- _Data records_
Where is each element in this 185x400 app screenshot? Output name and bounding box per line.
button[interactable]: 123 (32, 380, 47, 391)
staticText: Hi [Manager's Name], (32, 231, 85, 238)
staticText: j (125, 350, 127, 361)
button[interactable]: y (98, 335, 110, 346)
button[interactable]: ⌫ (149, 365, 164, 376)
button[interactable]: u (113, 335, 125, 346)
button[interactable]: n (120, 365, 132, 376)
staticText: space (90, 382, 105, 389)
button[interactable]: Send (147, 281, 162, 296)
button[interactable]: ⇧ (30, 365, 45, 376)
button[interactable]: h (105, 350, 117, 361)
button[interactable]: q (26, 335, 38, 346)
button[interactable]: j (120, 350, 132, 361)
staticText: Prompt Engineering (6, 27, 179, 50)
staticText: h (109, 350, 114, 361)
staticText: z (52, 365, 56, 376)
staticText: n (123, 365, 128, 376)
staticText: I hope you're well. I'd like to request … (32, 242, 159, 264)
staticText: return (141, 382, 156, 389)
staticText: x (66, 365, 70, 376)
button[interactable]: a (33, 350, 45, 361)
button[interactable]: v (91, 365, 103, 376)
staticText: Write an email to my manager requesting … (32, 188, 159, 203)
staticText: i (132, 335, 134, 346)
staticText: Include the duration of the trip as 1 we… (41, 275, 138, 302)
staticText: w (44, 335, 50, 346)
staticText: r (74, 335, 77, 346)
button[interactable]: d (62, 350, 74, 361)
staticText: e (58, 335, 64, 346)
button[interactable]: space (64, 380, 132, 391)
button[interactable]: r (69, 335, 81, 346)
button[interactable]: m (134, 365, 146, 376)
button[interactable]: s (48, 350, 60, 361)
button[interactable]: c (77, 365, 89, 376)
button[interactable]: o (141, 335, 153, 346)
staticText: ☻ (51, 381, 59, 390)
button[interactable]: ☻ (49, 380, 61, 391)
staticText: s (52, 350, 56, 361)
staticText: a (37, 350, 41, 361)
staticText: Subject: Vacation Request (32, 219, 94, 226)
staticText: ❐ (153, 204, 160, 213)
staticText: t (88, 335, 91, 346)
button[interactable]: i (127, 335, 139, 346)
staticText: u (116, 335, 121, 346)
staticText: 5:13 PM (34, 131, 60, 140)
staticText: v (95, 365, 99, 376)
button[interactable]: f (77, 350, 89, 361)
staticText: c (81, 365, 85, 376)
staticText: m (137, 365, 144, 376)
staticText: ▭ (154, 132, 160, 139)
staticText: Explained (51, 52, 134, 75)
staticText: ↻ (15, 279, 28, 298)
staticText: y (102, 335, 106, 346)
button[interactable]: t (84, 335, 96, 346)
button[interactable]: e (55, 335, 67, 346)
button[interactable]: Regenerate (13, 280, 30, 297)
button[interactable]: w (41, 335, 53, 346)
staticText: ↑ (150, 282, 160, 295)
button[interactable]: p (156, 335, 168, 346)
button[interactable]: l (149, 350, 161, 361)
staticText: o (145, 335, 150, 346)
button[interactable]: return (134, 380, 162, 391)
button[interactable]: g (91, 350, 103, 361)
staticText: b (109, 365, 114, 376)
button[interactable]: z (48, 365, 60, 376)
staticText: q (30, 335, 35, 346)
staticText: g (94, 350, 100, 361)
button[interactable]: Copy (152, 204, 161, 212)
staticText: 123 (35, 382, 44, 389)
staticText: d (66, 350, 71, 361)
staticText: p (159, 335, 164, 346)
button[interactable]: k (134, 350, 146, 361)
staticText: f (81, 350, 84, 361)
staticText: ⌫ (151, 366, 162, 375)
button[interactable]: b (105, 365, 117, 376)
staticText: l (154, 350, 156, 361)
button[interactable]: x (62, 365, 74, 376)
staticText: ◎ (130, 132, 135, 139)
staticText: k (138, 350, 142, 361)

- _Your instructions_
Copy out every item above, reproducing each line without any change.

- _Completed exercise_
Where is each element in this 185x400 app screenshot? Output name and bounding box per line.
button[interactable]: 123 (32, 380, 47, 391)
staticText: Hi [Manager's Name], (32, 231, 85, 238)
staticText: j (125, 350, 127, 361)
button[interactable]: y (98, 335, 110, 346)
button[interactable]: ⌫ (149, 365, 164, 376)
button[interactable]: u (113, 335, 125, 346)
button[interactable]: n (120, 365, 132, 376)
staticText: space (90, 382, 105, 389)
button[interactable]: Send (147, 281, 162, 296)
button[interactable]: ⇧ (30, 365, 45, 376)
button[interactable]: h (105, 350, 117, 361)
button[interactable]: q (26, 335, 38, 346)
button[interactable]: j (120, 350, 132, 361)
staticText: Prompt Engineering (6, 27, 179, 50)
staticText: h (109, 350, 114, 361)
staticText: z (52, 365, 56, 376)
staticText: n (123, 365, 128, 376)
staticText: I hope you're well. I'd like to request … (32, 242, 159, 264)
staticText: return (141, 382, 156, 389)
staticText: x (66, 365, 70, 376)
button[interactable]: a (33, 350, 45, 361)
button[interactable]: v (91, 365, 103, 376)
staticText: Write an email to my manager requesting … (32, 188, 159, 203)
staticText: i (132, 335, 134, 346)
staticText: Include the duration of the trip as 1 we… (41, 275, 138, 302)
staticText: w (44, 335, 50, 346)
staticText: r (74, 335, 77, 346)
button[interactable]: d (62, 350, 74, 361)
staticText: e (58, 335, 64, 346)
button[interactable]: space (64, 380, 132, 391)
button[interactable]: r (69, 335, 81, 346)
button[interactable]: m (134, 365, 146, 376)
button[interactable]: s (48, 350, 60, 361)
button[interactable]: c (77, 365, 89, 376)
button[interactable]: o (141, 335, 153, 346)
staticText: ☻ (51, 381, 59, 390)
button[interactable]: ☻ (49, 380, 61, 391)
staticText: s (52, 350, 56, 361)
staticText: a (37, 350, 41, 361)
staticText: Subject: Vacation Request (32, 219, 94, 226)
staticText: ❐ (153, 204, 160, 213)
staticText: t (88, 335, 91, 346)
button[interactable]: i (127, 335, 139, 346)
staticText: u (116, 335, 121, 346)
staticText: 5:13 PM (34, 131, 60, 140)
staticText: v (95, 365, 99, 376)
button[interactable]: f (77, 350, 89, 361)
staticText: c (81, 365, 85, 376)
staticText: m (137, 365, 144, 376)
staticText: ▭ (154, 132, 160, 139)
staticText: Explained (51, 52, 134, 75)
staticText: ↻ (15, 279, 28, 298)
staticText: y (102, 335, 106, 346)
button[interactable]: t (84, 335, 96, 346)
button[interactable]: e (55, 335, 67, 346)
button[interactable]: Regenerate (13, 280, 30, 297)
button[interactable]: w (41, 335, 53, 346)
staticText: ↑ (150, 282, 160, 295)
button[interactable]: p (156, 335, 168, 346)
button[interactable]: l (149, 350, 161, 361)
staticText: o (145, 335, 150, 346)
button[interactable]: return (134, 380, 162, 391)
button[interactable]: g (91, 350, 103, 361)
staticText: b (109, 365, 114, 376)
button[interactable]: z (48, 365, 60, 376)
staticText: q (30, 335, 35, 346)
staticText: g (94, 350, 100, 361)
button[interactable]: Copy (152, 204, 161, 212)
staticText: 123 (35, 382, 44, 389)
staticText: d (66, 350, 71, 361)
staticText: p (159, 335, 164, 346)
button[interactable]: k (134, 350, 146, 361)
staticText: f (81, 350, 84, 361)
staticText: ⌫ (151, 366, 162, 375)
button[interactable]: b (105, 365, 117, 376)
staticText: l (154, 350, 156, 361)
button[interactable]: x (62, 365, 74, 376)
staticText: ◎ (130, 132, 135, 139)
staticText: k (138, 350, 142, 361)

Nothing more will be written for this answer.